▶ What the task requires
All lines featuring the string "than" are to be listed.

Dataset items:
───

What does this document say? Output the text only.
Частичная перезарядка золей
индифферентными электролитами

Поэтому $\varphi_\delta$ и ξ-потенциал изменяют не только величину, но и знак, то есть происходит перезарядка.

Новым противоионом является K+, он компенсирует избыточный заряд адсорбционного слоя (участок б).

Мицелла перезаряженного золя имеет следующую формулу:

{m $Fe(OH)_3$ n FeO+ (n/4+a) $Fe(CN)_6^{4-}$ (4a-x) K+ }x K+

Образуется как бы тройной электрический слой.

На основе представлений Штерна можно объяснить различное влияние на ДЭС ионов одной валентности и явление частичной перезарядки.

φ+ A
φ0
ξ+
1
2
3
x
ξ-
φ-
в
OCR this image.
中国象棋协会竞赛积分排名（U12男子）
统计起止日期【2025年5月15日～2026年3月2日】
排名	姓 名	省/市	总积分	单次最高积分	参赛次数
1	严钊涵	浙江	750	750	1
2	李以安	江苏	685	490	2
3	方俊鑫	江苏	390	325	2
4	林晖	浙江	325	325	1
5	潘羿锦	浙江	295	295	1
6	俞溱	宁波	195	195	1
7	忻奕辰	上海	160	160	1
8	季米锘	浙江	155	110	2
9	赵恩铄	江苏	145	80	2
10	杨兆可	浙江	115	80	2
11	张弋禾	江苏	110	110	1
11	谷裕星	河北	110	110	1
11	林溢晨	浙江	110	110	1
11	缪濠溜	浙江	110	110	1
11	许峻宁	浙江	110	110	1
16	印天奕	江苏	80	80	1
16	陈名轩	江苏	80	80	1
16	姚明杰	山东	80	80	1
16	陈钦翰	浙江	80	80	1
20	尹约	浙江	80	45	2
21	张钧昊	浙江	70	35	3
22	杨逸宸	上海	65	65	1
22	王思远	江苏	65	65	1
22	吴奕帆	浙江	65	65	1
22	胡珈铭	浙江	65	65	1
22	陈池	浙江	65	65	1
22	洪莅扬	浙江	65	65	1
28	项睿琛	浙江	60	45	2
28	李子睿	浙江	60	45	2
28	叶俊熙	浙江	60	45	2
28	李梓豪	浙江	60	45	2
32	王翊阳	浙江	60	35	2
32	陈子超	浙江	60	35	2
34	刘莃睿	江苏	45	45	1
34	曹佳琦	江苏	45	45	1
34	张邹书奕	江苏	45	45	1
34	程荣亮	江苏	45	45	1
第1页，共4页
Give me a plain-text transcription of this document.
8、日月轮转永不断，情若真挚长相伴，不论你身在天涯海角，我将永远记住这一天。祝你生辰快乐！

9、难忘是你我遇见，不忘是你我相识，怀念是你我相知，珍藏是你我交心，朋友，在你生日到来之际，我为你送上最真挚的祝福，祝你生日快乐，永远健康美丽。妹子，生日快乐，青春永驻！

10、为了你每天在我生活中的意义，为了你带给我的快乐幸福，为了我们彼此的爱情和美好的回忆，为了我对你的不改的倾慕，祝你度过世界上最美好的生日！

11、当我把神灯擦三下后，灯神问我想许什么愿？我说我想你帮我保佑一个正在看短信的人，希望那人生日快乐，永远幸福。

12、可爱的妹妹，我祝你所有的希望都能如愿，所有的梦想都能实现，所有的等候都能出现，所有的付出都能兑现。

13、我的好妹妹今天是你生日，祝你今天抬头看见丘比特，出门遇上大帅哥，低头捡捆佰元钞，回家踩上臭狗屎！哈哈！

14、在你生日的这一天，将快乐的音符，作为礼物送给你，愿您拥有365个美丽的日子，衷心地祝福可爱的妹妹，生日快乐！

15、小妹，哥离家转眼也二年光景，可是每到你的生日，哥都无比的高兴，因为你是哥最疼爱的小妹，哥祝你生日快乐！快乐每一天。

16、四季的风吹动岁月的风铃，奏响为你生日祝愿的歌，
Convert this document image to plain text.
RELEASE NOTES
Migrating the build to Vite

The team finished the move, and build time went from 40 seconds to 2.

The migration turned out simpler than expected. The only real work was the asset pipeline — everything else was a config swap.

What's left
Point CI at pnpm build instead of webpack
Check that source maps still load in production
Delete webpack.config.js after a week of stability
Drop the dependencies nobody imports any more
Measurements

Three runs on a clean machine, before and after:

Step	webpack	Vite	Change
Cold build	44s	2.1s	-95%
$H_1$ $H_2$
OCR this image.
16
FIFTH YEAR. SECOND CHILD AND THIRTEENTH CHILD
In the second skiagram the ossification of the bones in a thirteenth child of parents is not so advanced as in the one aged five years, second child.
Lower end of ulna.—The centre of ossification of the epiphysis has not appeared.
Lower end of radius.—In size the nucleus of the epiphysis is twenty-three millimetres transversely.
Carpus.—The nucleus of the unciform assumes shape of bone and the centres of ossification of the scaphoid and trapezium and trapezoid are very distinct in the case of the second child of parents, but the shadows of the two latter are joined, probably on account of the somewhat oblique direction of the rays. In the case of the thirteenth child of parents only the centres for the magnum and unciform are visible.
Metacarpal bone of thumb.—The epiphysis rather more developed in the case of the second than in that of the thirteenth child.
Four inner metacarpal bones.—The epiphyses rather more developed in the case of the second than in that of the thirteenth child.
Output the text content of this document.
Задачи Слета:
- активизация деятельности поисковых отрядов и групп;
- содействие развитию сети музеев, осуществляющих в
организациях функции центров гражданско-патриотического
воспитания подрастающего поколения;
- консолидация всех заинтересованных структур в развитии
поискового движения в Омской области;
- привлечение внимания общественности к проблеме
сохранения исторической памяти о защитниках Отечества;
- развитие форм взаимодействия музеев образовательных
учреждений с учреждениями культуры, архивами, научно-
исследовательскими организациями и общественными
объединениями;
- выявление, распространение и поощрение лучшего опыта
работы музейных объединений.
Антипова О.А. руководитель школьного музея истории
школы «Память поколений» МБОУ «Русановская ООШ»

───

▶ Result of this task
The migration turned out simpler than expected. The only real work was the asset pipeline — everything else was a config swap.
Metacarpal bone of thumb.—The epiphysis rather more developed in the case of the second than in that of the thirteenth child.
Four inner metacarpal bones.—The epiphyses rather more developed in the case of the second than in that of the thirteenth child.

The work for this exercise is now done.